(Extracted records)
────────────────────

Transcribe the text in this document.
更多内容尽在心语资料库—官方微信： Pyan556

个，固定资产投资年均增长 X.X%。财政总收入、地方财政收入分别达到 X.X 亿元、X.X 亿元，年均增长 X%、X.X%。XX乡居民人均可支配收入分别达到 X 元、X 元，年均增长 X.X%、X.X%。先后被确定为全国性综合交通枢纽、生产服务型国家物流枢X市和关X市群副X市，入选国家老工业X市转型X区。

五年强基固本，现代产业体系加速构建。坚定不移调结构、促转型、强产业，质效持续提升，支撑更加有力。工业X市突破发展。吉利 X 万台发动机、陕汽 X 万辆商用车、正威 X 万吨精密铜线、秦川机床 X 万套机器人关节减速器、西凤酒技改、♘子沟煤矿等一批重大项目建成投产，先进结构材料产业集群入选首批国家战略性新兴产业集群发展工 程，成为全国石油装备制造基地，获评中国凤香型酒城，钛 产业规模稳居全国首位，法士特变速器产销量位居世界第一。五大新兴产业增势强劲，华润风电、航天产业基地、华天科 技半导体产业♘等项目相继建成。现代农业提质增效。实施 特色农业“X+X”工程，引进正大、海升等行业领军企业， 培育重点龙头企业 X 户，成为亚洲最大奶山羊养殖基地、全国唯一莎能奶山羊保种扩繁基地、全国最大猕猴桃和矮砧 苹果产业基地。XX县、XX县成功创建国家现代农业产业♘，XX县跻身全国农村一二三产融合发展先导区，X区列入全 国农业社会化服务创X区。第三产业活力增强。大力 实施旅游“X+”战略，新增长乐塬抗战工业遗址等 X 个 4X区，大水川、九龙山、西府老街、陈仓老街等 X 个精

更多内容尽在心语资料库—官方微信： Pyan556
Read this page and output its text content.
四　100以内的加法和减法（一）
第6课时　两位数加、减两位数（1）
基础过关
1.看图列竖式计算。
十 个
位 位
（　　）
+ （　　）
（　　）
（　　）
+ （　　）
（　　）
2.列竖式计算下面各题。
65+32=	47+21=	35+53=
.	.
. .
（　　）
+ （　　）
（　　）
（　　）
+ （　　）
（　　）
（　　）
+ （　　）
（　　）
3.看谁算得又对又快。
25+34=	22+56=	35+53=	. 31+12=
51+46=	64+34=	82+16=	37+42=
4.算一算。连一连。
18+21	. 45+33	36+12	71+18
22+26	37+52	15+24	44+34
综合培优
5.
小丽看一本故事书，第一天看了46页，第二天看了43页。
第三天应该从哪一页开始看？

────────────────────

TASK
Gather each line that holds "this".

SOLUTION BELOW
Transcribe the text in this document.
Read this page and output its text content.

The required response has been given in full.